◆ **Texto de la página**
########

Otras veces son sepultados vivos, aunque con un espacio libre a su alrededor, ciertos animales, especialmente sapos. También en este caso dar con ellos antes de su muerte puede interrumpir el maleficio.
Pero los principales remedios siguen siendo los exorcismos, la oración y los sacramentos.
Nunca se insistirá bastante sobre la importancia de recurrir a los medios de Dios y no a magos, aunque se tenga la impresión de que los medios de Dios actúan con lentitud. El Señor nos ha dado la fuerza de su nombre, la potencia de la oración (tanto personal como comunitaria) y la intercesión de la Iglesia. El recurso a los magos, cuya actuación queda enmascarada bajo el equívoco nombre de magia blanca (que consiste siempre en recurrir al demonio), para que hagan otro maleficio que anule un maleficio anterior, no puede más que agravar el mal. El Evangelio nos habla de un demonio que sale de un alma para volver a continuación con otros 7 demonios, peores que él (Mt. 12, 43-45).
Es lo que sucede cuando se recurre a los magos.
Damos 3 ejemplos significativos de ello, que he experimentado repetidas veces.
 
 
Primer ejemplo. Uno comienza a advertir dolores físicos. Prueba con varios médicos y medicinas pero el dolor aumenta en vez de desaparecen no se descubre su causa. Acude entonces a un mago, o a un cartomántico dedicado a la magia, y le dicen: «Usted tiene un hechizo. Si quiere se lo quito. Me conformo con 1 millón de liras.» El otro se lo piensa primero y luego se decide y paga. Acaso se le pide una foto, una prenda íntima o un mechón de pelo. Después de algunos días, la persona se siente totalmente curada y está muy contenta de cómo ha gastado ese millón. Es el demonio que se ha ido. Al cabo de un año reaparecen aquellos trastornos. El pobrecillo reanuda el recorrido de médicos, pero las medicinas resultan impotentes, mientras que el mal va en aumento. Es el demonio que ha vuelto con otros 7 peores que él. En el colmo de la resignación, el paciente piensa: «Aquel mago me cobró un millón, pero me quitó el mal»; y así vuelve a verle sin darse cuenta de que ha sido precisamente él quien le ha causado el agravamiento del mal. Y le dicen: «Esta vez le han echado un hechizo mucho mayor. Si quiere se lo quito y a usted sólo le pido 5 millones de liras; a otro le pediría el doble.» Y vuelta a empezar. Si finalmente la víctima se confía a un exorcista, además del pequeño mal inicial hay que liberarla del mal mayor provocado por el mago.
 
Segundo ejemplo. Igual que antes: el enfermo paga, es curado por el mago, y continúa curado.
Pero, a cambio, el mal pasa a su mujer, a sus hijos, a sus padres, a sus hermanos, por lo cual el daño permanece pero multiplicado (también bajo la forma de obstinado ateísmo, de una vida de pecado, de accidentes de coche, de infortunios, depresiones...).

########

Entradas de datos guardados:
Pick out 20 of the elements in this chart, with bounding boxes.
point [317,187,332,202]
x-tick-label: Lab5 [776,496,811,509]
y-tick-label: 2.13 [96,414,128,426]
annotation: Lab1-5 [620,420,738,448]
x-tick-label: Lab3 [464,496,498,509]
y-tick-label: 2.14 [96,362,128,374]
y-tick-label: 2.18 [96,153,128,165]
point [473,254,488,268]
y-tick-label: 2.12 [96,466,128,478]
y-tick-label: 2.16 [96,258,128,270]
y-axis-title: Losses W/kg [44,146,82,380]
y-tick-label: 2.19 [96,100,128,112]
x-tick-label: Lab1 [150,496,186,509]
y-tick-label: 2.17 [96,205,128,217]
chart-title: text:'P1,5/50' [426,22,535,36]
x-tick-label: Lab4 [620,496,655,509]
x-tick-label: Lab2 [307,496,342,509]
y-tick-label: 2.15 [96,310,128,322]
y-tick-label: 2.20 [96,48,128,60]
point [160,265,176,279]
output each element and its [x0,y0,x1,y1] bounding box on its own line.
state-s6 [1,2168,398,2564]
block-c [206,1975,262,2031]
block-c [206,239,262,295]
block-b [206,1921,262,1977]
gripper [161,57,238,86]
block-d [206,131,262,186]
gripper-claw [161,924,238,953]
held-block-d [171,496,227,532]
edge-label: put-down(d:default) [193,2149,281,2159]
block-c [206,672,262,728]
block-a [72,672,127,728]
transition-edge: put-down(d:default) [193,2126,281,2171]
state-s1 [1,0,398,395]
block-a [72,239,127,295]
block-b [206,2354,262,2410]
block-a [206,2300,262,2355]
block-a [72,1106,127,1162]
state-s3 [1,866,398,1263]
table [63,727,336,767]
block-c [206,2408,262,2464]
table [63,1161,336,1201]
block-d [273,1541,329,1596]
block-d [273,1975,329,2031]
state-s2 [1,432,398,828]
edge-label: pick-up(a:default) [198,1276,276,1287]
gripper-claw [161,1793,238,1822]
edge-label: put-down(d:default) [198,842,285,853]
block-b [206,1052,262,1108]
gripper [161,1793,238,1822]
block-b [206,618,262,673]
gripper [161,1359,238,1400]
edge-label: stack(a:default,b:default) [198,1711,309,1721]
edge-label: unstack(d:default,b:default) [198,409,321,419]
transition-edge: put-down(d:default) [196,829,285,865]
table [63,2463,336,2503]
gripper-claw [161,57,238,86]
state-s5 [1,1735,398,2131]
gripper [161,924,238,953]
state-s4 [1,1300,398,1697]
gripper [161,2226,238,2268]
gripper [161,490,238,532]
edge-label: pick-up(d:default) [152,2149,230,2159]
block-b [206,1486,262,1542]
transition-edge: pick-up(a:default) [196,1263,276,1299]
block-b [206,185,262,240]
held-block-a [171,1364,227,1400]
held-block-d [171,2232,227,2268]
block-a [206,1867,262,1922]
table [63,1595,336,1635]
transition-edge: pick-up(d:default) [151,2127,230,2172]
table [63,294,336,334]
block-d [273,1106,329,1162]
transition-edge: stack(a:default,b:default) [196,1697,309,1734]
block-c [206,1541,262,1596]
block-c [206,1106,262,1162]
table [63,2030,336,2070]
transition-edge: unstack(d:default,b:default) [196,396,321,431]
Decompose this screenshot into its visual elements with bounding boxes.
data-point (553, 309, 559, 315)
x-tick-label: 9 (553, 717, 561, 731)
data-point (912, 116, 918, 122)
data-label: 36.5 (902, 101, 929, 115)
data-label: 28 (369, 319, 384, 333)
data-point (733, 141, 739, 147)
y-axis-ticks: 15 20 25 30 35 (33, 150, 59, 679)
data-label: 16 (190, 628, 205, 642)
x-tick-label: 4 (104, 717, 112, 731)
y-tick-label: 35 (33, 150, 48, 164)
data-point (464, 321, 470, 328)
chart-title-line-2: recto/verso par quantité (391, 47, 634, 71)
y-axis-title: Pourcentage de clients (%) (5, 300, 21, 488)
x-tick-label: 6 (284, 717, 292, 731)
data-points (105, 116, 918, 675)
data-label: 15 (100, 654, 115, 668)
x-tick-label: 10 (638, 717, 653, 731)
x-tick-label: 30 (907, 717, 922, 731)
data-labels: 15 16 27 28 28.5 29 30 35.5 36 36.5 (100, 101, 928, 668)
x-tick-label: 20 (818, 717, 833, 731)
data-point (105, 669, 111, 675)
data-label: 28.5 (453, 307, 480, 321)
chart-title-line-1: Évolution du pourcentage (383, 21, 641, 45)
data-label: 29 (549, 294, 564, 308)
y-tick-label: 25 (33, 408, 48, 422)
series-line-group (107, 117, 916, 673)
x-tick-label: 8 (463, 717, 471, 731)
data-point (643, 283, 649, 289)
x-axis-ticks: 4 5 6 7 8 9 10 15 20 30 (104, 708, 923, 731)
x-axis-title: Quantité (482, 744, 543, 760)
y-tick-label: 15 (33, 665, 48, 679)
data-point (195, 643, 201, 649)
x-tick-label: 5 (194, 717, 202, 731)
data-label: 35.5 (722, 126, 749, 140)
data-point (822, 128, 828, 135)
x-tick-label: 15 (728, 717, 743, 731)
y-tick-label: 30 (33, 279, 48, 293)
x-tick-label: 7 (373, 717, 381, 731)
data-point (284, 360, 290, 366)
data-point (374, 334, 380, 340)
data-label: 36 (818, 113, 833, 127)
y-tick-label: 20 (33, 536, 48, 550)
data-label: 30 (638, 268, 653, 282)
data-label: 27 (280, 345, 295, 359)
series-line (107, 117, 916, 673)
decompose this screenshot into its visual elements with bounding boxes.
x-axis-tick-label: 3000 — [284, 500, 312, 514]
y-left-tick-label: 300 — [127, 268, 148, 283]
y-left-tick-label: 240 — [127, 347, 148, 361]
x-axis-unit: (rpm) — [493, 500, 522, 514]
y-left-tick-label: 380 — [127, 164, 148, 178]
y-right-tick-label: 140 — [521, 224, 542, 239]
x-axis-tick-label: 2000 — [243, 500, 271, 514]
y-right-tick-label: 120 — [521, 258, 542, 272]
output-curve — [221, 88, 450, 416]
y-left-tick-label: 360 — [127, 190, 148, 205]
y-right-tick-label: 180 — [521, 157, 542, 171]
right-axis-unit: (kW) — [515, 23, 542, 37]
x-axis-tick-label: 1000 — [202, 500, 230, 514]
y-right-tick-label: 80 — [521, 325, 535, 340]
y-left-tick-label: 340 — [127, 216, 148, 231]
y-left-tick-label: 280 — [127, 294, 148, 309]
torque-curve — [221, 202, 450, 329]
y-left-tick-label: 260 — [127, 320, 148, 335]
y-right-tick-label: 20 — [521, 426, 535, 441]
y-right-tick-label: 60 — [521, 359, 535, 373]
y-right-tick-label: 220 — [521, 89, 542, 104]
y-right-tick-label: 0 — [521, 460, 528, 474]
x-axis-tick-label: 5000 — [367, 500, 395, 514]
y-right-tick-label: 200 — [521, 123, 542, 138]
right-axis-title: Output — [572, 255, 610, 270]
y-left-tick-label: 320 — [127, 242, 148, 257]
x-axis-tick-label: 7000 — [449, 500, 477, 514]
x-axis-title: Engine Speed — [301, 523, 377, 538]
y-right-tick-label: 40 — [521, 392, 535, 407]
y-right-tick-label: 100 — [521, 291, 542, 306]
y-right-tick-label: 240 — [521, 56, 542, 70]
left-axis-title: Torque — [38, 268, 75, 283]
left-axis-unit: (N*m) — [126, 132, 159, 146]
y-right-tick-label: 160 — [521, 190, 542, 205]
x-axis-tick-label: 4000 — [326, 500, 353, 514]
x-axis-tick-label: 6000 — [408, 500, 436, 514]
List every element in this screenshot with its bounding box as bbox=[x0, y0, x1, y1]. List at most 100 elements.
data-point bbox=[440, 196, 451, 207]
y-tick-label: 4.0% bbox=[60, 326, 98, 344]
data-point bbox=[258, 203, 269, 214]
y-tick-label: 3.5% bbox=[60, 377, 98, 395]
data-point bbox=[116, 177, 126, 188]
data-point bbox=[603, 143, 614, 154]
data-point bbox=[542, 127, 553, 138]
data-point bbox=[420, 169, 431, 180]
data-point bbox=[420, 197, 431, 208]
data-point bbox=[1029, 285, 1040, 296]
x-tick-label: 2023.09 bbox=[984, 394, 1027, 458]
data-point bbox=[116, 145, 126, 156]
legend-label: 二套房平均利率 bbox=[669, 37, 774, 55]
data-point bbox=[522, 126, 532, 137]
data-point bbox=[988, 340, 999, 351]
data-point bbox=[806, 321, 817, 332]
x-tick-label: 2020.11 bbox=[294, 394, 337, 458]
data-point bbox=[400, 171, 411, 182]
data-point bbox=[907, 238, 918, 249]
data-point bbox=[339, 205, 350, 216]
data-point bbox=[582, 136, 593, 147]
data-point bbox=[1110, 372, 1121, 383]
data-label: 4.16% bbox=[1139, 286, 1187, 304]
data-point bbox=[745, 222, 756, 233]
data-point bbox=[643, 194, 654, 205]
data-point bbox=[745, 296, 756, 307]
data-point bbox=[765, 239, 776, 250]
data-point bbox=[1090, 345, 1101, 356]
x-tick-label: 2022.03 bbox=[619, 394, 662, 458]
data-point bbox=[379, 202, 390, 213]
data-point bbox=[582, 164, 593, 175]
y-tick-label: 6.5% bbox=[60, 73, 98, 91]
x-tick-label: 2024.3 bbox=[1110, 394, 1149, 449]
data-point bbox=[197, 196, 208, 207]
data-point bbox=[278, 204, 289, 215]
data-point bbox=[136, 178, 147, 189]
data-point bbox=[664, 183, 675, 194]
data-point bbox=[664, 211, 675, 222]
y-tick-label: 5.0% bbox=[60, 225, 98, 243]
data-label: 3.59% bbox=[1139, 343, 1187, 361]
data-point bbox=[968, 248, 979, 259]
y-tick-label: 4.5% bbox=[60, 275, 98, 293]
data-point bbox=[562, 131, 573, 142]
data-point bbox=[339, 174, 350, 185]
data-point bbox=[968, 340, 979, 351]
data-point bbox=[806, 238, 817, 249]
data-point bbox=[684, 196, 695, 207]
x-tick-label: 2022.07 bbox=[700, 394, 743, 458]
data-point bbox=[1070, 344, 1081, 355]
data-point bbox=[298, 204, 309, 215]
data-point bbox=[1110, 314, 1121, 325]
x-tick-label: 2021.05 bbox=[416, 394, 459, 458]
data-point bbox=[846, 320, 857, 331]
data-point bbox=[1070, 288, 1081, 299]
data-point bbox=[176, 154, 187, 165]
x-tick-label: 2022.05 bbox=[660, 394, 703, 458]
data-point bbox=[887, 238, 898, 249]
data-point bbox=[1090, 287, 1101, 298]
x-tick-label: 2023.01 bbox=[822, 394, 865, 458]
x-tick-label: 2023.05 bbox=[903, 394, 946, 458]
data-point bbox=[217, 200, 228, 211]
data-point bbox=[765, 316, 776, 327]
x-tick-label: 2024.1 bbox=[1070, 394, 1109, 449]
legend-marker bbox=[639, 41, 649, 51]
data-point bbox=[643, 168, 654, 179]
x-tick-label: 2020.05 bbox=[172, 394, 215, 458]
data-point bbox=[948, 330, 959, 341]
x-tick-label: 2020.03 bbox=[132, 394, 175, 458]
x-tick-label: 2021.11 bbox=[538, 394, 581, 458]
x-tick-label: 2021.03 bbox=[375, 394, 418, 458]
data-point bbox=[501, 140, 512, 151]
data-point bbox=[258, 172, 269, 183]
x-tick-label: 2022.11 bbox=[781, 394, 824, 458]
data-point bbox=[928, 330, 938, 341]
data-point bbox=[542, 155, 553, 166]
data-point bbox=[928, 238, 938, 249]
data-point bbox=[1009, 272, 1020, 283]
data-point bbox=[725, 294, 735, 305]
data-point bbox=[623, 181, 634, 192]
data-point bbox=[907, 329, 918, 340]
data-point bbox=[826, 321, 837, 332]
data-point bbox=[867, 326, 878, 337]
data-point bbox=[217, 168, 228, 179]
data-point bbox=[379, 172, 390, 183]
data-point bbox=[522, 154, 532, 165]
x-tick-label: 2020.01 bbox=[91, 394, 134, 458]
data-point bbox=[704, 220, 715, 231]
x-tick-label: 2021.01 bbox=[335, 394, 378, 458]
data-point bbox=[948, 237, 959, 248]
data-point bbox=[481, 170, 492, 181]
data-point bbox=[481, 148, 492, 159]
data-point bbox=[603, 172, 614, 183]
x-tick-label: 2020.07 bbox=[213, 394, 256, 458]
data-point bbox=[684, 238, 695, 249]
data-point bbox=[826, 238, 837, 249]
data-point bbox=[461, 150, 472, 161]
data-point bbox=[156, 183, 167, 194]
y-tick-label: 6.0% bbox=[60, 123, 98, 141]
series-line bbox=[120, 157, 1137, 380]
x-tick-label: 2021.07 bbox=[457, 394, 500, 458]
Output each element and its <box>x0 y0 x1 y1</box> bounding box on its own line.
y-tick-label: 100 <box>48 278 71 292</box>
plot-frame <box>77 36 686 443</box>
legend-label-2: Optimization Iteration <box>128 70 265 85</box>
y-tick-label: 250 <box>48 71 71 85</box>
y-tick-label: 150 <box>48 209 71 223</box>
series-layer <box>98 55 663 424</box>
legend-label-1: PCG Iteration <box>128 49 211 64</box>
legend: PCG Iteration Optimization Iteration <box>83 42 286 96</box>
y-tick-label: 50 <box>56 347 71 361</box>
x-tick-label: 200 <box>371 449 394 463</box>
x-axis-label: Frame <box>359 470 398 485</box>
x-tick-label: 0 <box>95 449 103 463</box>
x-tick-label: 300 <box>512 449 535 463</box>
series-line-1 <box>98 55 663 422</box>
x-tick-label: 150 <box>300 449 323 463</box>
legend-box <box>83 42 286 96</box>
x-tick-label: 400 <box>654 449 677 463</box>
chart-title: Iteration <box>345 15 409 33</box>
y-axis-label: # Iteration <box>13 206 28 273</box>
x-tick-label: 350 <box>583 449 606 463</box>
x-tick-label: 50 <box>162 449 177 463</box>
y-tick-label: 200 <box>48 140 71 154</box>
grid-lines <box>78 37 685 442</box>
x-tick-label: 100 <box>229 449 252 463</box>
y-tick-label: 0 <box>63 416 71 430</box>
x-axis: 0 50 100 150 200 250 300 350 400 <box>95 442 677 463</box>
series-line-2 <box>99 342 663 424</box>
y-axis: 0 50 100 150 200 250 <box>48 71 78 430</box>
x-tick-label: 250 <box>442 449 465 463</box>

########

Según el texto sobre los maleficios, ¿cuáles siguen siendo los principales remedios? Responda en una frase, por favor.

Los principales remedios siguen siendo los exorcismos, la oración y los sacramentos.